== FRAGMENTO DE LECTURA ==
::::::
Ni falta hace, pues, que ni al castellano ni al catalán nadie venga a atribuirles una condición (la de ser lenguas vehiculares) que no poseen ni que necesitan tener, aunque alguien en algún momento, ignorando lo que decía, tal vez con buena intención, se la haya otorgado. Porque una lengua vehicular, lengua franca o lingua franca, que lo mismo son, es la que sirve de comunicación entre grupos de personas de lengua materna distinta, como aparece definido en el propio diccionario académico (s.v. vehicular2). No necesita el español ni el catalán en Cataluña, ni al gallego en Galicia ni al eusquera en el País Vasco que se las considere lenguas vehiculares, pues no existe mayor estatus para una lengua que su pleno reconocimiento como lengua materna y lengua oficial.

El español sí fue lengua franca o vehicular –por si deseamos seguir profundizando en el concepto– a mediados del siglo XVI en los Países Bajos, cuando el duque de Alba estaba al frente de tropas con una “composición multinacional, que incluía soldados de cinco naciones –Alemania, Borgoña, Inglaterra, Irlanda, Italia– además de valones y holandeses. Cada una de estas unidades nacionales era comandada por oficiales que coordinaban sus acciones utilizando como lengua franca el español, que también era la lengua en que las autoridades locales despachaban con las españolas” (Francisco Moreno Fernández, La maravillosa historia del español, Barcelona, Espasa, 2015, p. 147).

Ha habido otras lenguas francas a lo largo de la historia, como el sabir, que utilizaron, allá por el siglo XIV, los marineros y pescadores del Levante español, del norte de África, de Italia o de Turquía, y que encontramos descrito en el Quijote (cap. XLI): “Lengua que en toda la Berbería y aún en Constantinopla se halla entre cautivos y moros, que ni es morisca ni castellana ni de otra nación alguna, sino una mezcla de todas las lenguas, con la cual nos entendemos todos”.
::::::
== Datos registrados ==
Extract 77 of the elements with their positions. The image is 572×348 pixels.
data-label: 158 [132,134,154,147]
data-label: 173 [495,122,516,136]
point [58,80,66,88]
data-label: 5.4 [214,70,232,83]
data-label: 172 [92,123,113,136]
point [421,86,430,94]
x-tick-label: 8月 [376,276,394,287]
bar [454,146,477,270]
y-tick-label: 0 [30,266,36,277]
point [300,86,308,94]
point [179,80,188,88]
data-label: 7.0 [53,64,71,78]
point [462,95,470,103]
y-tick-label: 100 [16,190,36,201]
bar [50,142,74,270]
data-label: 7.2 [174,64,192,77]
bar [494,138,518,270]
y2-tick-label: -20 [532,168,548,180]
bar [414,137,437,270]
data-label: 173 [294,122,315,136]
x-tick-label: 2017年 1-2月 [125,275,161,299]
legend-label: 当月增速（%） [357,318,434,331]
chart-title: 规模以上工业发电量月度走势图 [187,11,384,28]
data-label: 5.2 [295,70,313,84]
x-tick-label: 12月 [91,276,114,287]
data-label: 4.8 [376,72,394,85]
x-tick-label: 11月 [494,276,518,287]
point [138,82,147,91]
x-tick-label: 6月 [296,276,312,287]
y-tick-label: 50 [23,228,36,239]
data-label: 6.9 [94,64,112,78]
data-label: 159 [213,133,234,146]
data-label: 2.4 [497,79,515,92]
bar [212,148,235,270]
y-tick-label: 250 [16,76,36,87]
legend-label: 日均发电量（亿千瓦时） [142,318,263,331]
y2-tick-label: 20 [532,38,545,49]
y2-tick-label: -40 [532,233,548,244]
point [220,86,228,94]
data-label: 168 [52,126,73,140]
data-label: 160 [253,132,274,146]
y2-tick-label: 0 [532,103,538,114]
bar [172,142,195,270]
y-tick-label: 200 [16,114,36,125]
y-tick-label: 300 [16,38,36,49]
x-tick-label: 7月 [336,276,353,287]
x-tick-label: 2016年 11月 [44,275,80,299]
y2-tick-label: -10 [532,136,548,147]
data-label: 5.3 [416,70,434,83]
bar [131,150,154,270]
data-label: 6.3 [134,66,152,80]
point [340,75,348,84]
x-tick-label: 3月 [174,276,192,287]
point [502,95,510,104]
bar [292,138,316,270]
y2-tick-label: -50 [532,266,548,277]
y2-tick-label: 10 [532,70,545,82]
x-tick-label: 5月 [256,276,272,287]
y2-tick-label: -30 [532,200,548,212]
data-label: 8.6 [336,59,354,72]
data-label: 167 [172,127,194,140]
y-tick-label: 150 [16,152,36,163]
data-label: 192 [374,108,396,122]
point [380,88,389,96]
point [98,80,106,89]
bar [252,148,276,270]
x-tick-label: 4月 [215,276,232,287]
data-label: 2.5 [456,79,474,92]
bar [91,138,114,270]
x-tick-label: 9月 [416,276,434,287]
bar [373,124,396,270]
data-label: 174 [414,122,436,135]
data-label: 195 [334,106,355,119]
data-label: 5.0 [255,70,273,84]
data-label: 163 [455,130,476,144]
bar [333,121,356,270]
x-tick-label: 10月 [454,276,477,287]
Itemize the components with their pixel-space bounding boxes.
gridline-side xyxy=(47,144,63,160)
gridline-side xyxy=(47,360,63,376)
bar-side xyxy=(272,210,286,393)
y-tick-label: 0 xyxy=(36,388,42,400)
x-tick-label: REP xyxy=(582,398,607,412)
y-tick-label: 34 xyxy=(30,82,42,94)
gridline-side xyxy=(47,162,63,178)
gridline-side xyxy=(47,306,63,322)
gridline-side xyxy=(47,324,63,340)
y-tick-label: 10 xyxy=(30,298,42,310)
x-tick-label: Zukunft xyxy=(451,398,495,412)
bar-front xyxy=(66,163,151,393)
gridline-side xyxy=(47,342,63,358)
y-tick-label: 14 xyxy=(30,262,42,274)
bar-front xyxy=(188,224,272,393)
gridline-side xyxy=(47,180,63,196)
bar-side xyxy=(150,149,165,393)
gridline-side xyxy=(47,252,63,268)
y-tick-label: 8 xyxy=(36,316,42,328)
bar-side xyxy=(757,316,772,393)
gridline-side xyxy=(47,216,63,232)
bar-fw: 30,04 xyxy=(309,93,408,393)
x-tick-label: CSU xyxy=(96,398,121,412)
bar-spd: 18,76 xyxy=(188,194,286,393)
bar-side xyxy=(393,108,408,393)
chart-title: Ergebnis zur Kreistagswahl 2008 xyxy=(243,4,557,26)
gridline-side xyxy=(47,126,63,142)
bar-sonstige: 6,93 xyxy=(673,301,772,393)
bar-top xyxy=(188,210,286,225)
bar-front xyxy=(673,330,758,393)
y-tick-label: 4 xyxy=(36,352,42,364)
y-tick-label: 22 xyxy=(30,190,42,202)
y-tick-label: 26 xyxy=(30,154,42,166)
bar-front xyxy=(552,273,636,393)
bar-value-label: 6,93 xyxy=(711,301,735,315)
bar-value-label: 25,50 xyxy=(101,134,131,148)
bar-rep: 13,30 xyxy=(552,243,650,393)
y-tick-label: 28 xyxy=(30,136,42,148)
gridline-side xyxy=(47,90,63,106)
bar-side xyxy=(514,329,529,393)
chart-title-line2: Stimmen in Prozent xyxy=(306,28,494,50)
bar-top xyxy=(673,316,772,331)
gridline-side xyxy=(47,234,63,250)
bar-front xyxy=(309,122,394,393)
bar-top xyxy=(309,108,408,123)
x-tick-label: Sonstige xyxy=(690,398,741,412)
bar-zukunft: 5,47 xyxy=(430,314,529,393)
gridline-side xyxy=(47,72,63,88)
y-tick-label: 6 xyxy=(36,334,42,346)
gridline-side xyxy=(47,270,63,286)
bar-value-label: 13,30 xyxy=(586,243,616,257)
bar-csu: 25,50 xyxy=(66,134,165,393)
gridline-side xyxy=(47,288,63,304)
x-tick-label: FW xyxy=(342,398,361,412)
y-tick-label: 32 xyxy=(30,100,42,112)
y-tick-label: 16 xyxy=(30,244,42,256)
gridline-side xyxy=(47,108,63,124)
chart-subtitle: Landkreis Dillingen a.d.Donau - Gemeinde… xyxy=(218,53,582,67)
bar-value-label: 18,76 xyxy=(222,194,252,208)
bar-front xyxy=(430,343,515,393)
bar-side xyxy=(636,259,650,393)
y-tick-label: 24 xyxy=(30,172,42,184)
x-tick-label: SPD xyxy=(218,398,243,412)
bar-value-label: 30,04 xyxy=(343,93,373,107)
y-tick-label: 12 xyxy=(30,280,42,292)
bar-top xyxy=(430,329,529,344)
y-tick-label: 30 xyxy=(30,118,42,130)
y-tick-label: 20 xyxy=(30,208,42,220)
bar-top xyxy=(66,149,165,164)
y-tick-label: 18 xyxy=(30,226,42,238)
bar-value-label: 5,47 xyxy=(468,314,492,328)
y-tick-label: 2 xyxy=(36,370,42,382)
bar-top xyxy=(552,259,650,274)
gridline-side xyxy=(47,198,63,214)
::::::
== PROBLEMA PROPUESTO ==
Según el fragmento sobre las lenguas vehiculares, ¿dónde y en qué época fue el español lengua franca?

== SOLUCIÓN DEL PROBLEMA ==
En los Países Bajos, a mediados del siglo XVI.